*THE PROBLEM*:
Your task is to gather the lines below that hold the string "Stokes".
───── PROVIDED DATA
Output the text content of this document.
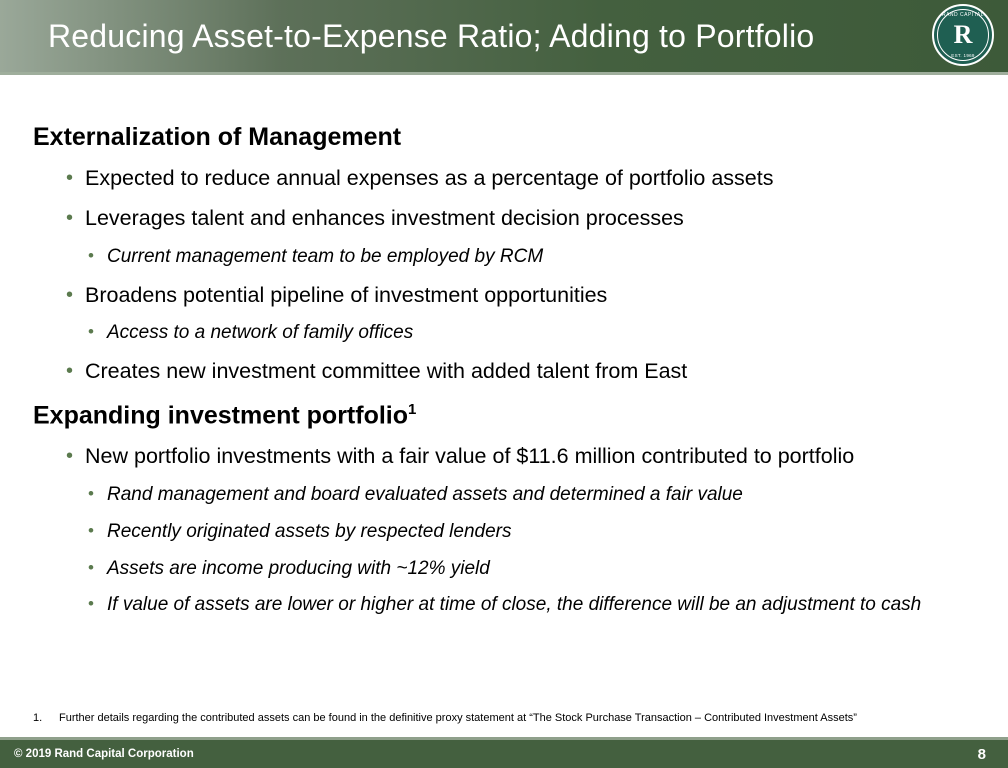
Reducing Asset-to-Expense Ratio; Adding to Portfolio
RAND CAPITAL
R
EST. 1969
Externalization of Management
• Expected to reduce annual expenses as a percentage of portfolio assets
• Leverages talent and enhances investment decision processes
• Current management team to be employed by RCM
• Broadens potential pipeline of investment opportunities
• Access to a network of family offices
• Creates new investment committee with added talent from East
Expanding investment portfolio$^1$
• New portfolio investments with a fair value of $11.6 million contributed to portfolio
• Rand management and board evaluated assets and determined a fair value
• Recently originated assets by respected lenders
• Assets are income producing with ~12% yield
• If value of assets are lower or higher at time of close, the difference will be an adjustment to cash
1.	Further details regarding the contributed assets can be found in the definitive proxy statement at “The Stock Purchase Transaction – Contributed Investment Assets”
© 2019 Rand Capital Corporation	8
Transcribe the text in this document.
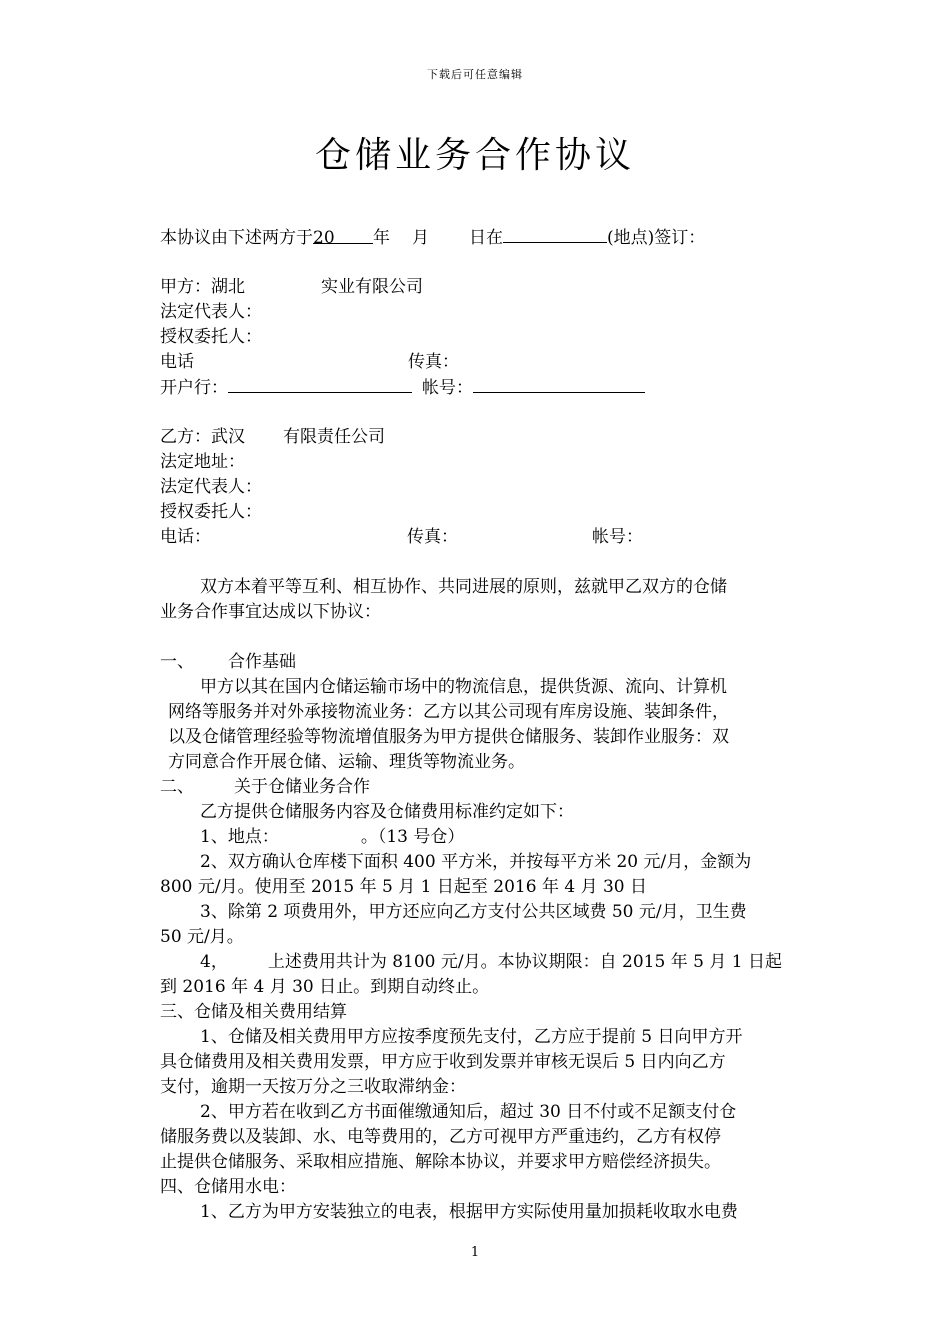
下载后可任意编辑
仓储业务合作协议
本协议由下述两方于20 年 月 日在	(地点)签订：
甲方：湖北	实业有限公司
法定代表人：
授权委托人：
电话	传真：
开户行：	帐号：
乙方：武汉 有限责任公司
法定地址：
法定代表人：
授权委托人：
电话：	传真：	帐号：
双方本着平等互利、相互协作、共同进展的原则，兹就甲乙双方的仓储
业务合作事宜达成以下协议：
一、 合作基础
甲方以其在国内仓储运输市场中的物流信息，提供货源、流向、计算机
网络等服务并对外承接物流业务：乙方以其公司现有库房设施、装卸条件，
以及仓储管理经验等物流增值服务为甲方提供仓储服务、装卸作业服务：双
方同意合作开展仓储、运输、理货等物流业务。
二、 关于仓储业务合作
乙方提供仓储服务内容及仓储费用标准约定如下：
1、地点：	。（13 号仓）
2、双方确认仓库楼下面积 400 平方米，并按每平方米 20 元/月，金额为
800 元/月。使用至 2015 年 5 月 1 日起至 2016 年 4 月 30 日
3、除第 2 项费用外，甲方还应向乙方支付公共区域费 50 元/月，卫生费
50 元/月。
4， 上述费用共计为 8100 元/月。本协议期限：自 2015 年 5 月 1 日起
到 2016 年 4 月 30 日止。到期自动终止。
三、仓储及相关费用结算
1、仓储及相关费用甲方应按季度预先支付，乙方应于提前 5 日向甲方开
具仓储费用及相关费用发票，甲方应于收到发票并审核无误后 5 日内向乙方
支付，逾期一天按万分之三收取滞纳金：
2、甲方若在收到乙方书面催缴通知后，超过 30 日不付或不足额支付仓
储服务费以及装卸、水、电等费用的，乙方可视甲方严重违约，乙方有权停
止提供仓储服务、采取相应措施、解除本协议，并要求甲方赔偿经济损失。
四、仓储用水电：
1、乙方为甲方安装独立的电表，根据甲方实际使用量加损耗收取水电费
1
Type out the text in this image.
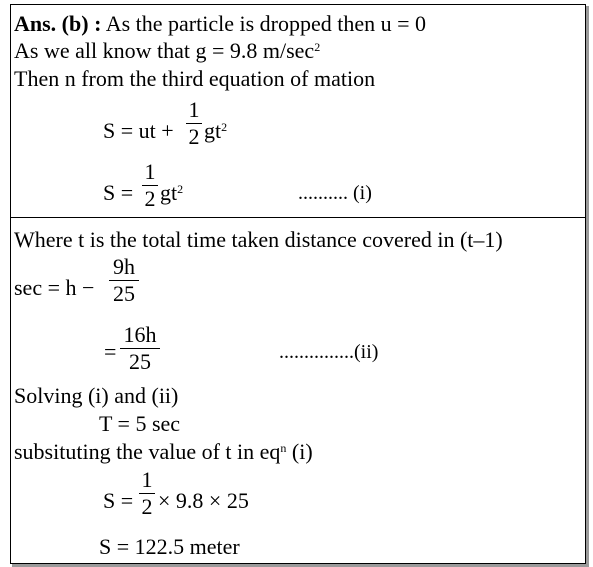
Ans. (b) : As the particle is dropped then u = 0
As we all know that g = 9.8 $m/\sec^2$
Then n from the third equation of mation
S = ut +
1
2 $gt^2$
S =
1
2 $gt^2$	.......... (i)
Where t is the total time taken distance covered in (t–1)
sec = h −
9h
25
=
16h
25	...............(ii)
Solving (i) and (ii)
T = 5 sec
subsituting the value of t in $eq^n$ (i)
S =
1
2 × 9.8 × 25
S = 122.5 meter
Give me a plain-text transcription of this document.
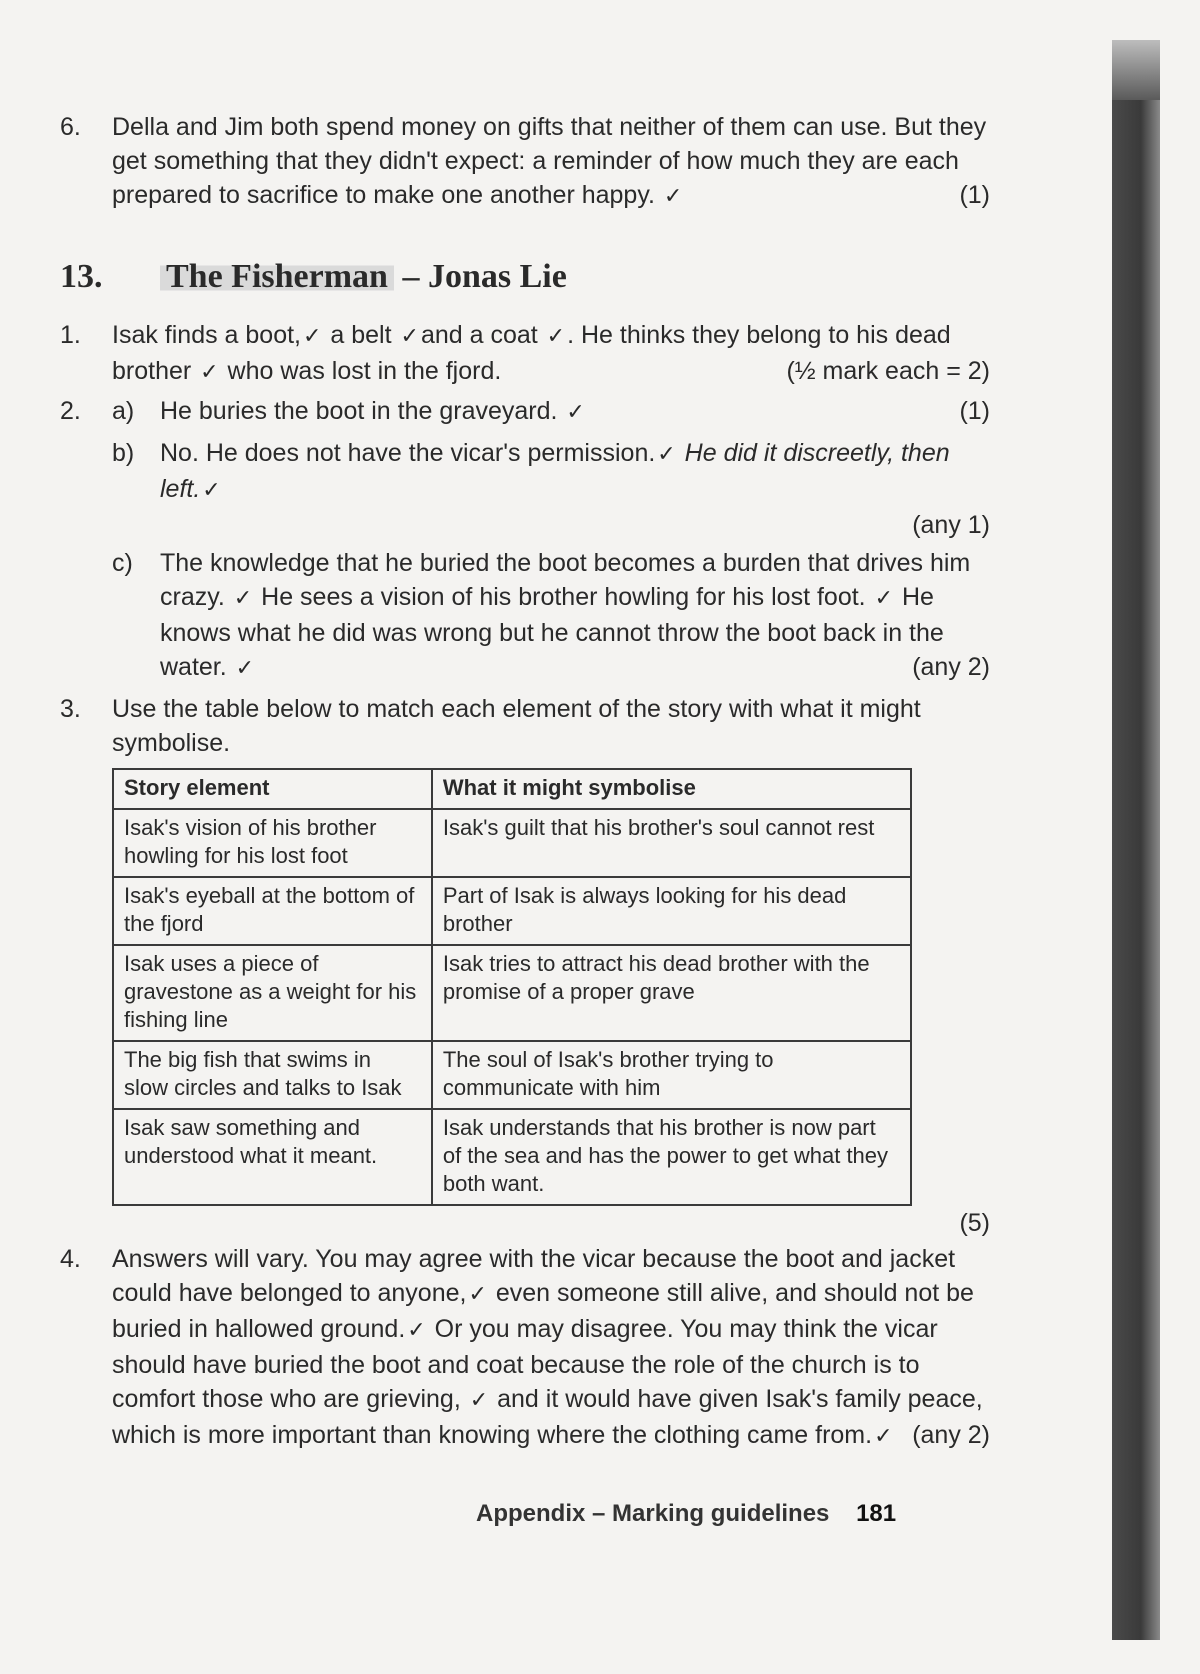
6.	Della and Jim both spend money on gifts that neither of them can use. But they get something that they didn't expect: a reminder of how much they are each prepared to sacrifice to make one another happy. ✓	(1)
13.	The Fisherman – Jonas Lie
1.	Isak finds a boot,✓ a belt ✓and a coat ✓. He thinks they belong to his dead brother ✓ who was lost in the fjord.	(½ mark each = 2)
2.	a)	He buries the boot in the graveyard. ✓	(1)
b)	No. He does not have the vicar's permission.✓ He did it discreetly, then left.✓
(any 1)
c)	The knowledge that he buried the boot becomes a burden that drives him crazy. ✓ He sees a vision of his brother howling for his lost foot. ✓ He knows what he did was wrong but he cannot throw the boot back in the water. ✓	(any 2)
3.	Use the table below to match each element of the story with what it might symbolise.
Story element	What it might symbolise
Isak's vision of his brother howling for his lost foot	Isak's guilt that his brother's soul cannot rest
Isak's eyeball at the bottom of the fjord	Part of Isak is always looking for his dead brother
Isak uses a piece of gravestone as a weight for his fishing line	Isak tries to attract his dead brother with the promise of a proper grave
The big fish that swims in slow circles and talks to Isak	The soul of Isak's brother trying to communicate with him
Isak saw something and understood what it meant.	Isak understands that his brother is now part of the sea and has the power to get what they both want.
(5)
4.	Answers will vary. You may agree with the vicar because the boot and jacket could have belonged to anyone,✓ even someone still alive, and should not be buried in hallowed ground.✓ Or you may disagree. You may think the vicar should have buried the boot and coat because the role of the church is to comfort those who are grieving, ✓ and it would have given Isak's family peace, which is more important than knowing where the clothing came from.✓ (any 2)
Appendix – Marking guidelines 181
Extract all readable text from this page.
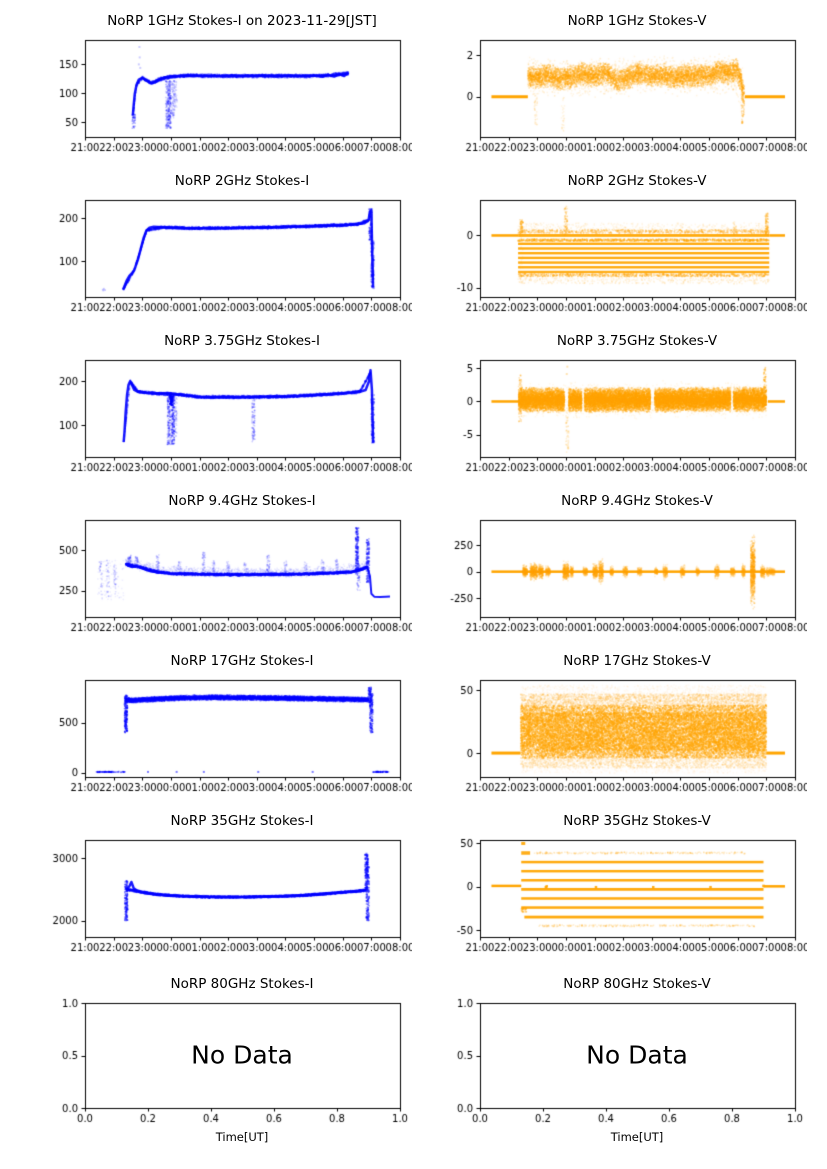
NoRP 1GHz Stokes-I on 2023-11-29[JST]	NoRP 1GHz Stokes-V
NoRP 2GHz Stokes-I	NoRP 2GHz Stokes-V
NoRP 3.75GHz Stokes-I	NoRP 3.75GHz Stokes-V
NoRP 9.4GHz Stokes-I	NoRP 9.4GHz Stokes-V
NoRP 17GHz Stokes-I	NoRP 17GHz Stokes-V
NoRP 35GHz Stokes-I	NoRP 35GHz Stokes-V
NoRP 80GHz Stokes-I
No Data
Time[UT]
NoRP 80GHz Stokes-V
No Data
Time[UT]
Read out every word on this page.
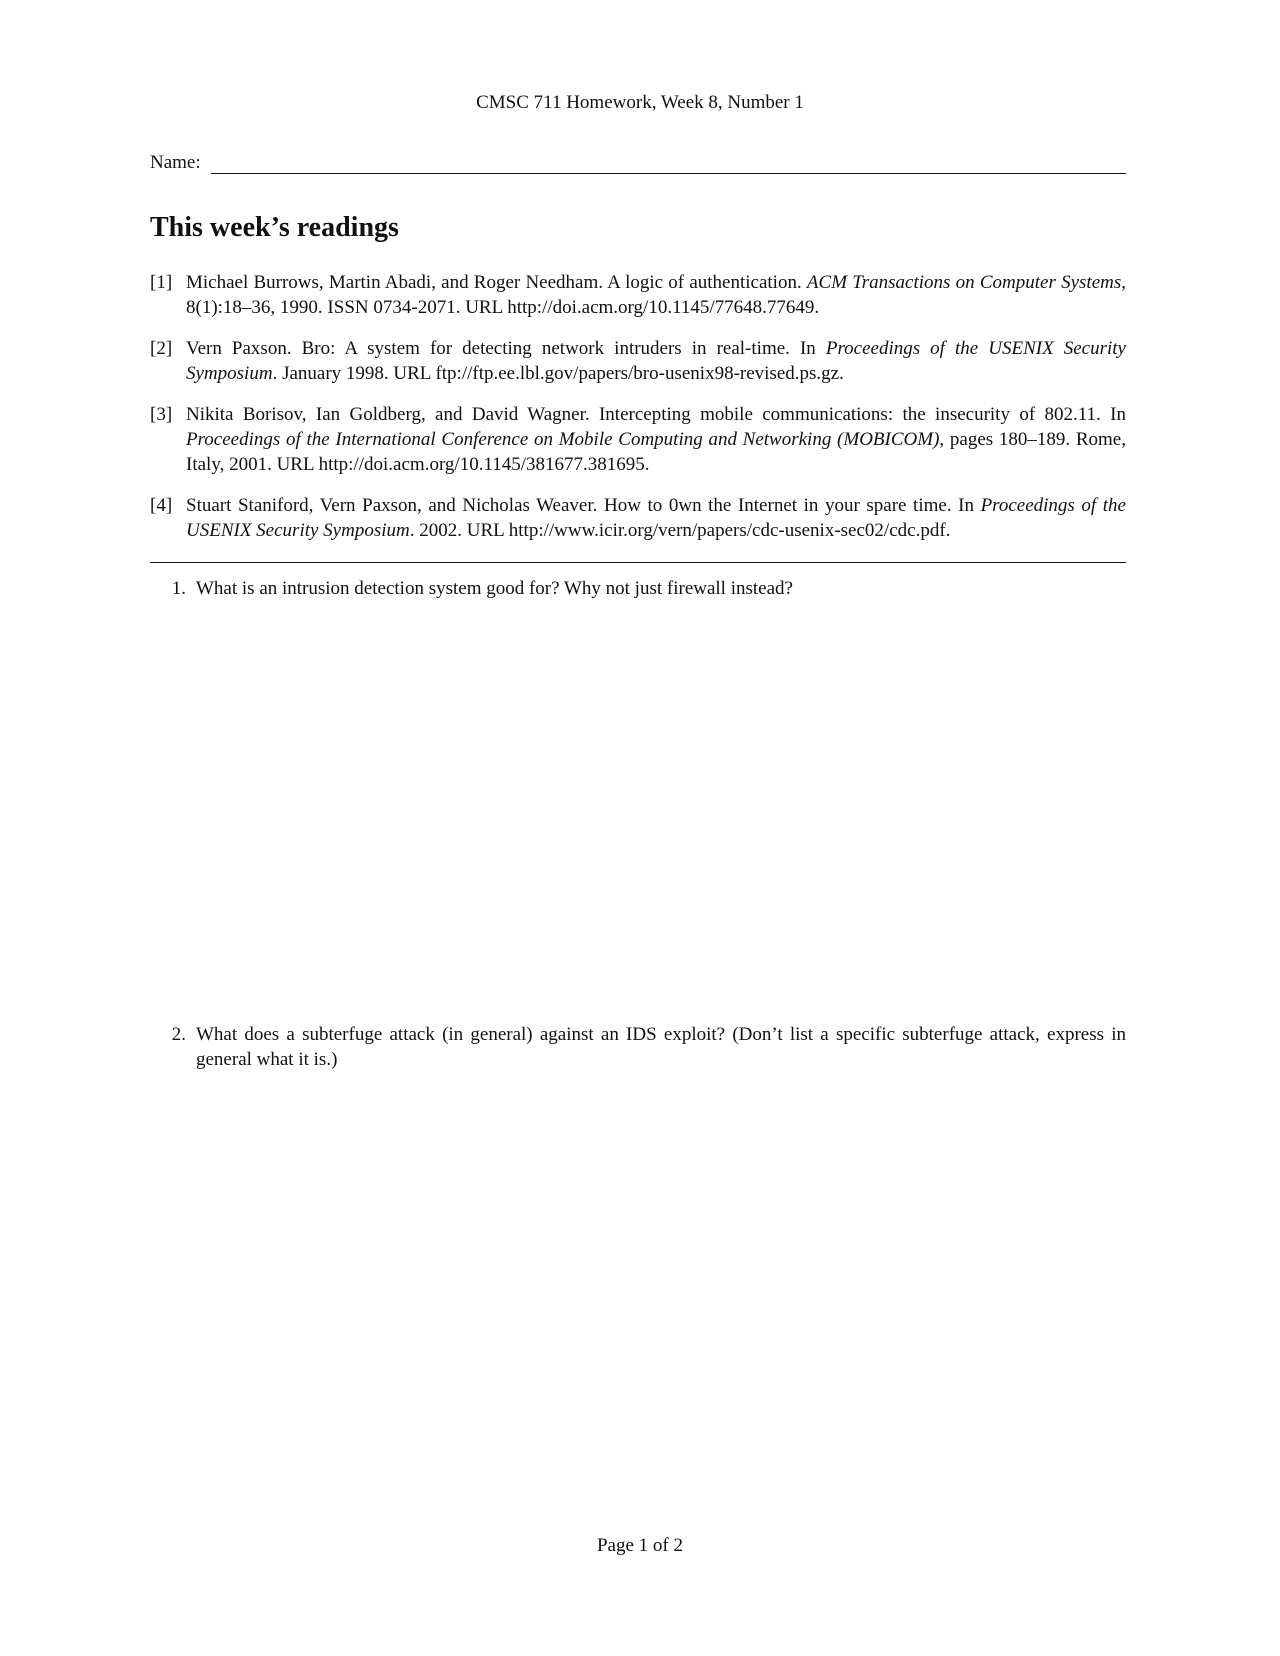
CMSC 711 Homework, Week 8, Number 1
Name:
This week’s readings
[1] Michael Burrows, Martin Abadi, and Roger Needham. A logic of authentication. ACM Transactions on Computer Systems, 8(1):18–36, 1990. ISSN 0734-2071. URL http://doi.acm.org/10.1145/77648.77649.
[2] Vern Paxson. Bro: A system for detecting network intruders in real-time. In Proceedings of the USENIX Security Symposium. January 1998. URL ftp://ftp.ee.lbl.gov/papers/bro-usenix98-revised.ps.gz.
[3] Nikita Borisov, Ian Goldberg, and David Wagner. Intercepting mobile communications: the insecurity of 802.11. In Proceedings of the International Conference on Mobile Computing and Networking (MOBICOM), pages 180–189. Rome, Italy, 2001. URL http://doi.acm.org/10.1145/381677.381695.
[4] Stuart Staniford, Vern Paxson, and Nicholas Weaver. How to 0wn the Internet in your spare time. In Proceedings of the USENIX Security Symposium. 2002. URL http://www.icir.org/vern/papers/cdc-usenix-sec02/cdc.pdf.
1. What is an intrusion detection system good for? Why not just firewall instead?
2. What does a subterfuge attack (in general) against an IDS exploit? (Don’t list a specific subterfuge attack, express in general what it is.)
Page 1 of 2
──────────
*WRITTEN ANSWER*:
NoRP 1GHz Stokes-I on 2023-11-29[JST]	NoRP 1GHz Stokes-V
NoRP 2GHz Stokes-I	NoRP 2GHz Stokes-V
NoRP 3.75GHz Stokes-I	NoRP 3.75GHz Stokes-V
NoRP 9.4GHz Stokes-I	NoRP 9.4GHz Stokes-V
NoRP 17GHz Stokes-I	NoRP 17GHz Stokes-V
NoRP 35GHz Stokes-I	NoRP 35GHz Stokes-V
NoRP 80GHz Stokes-I
NoRP 80GHz Stokes-V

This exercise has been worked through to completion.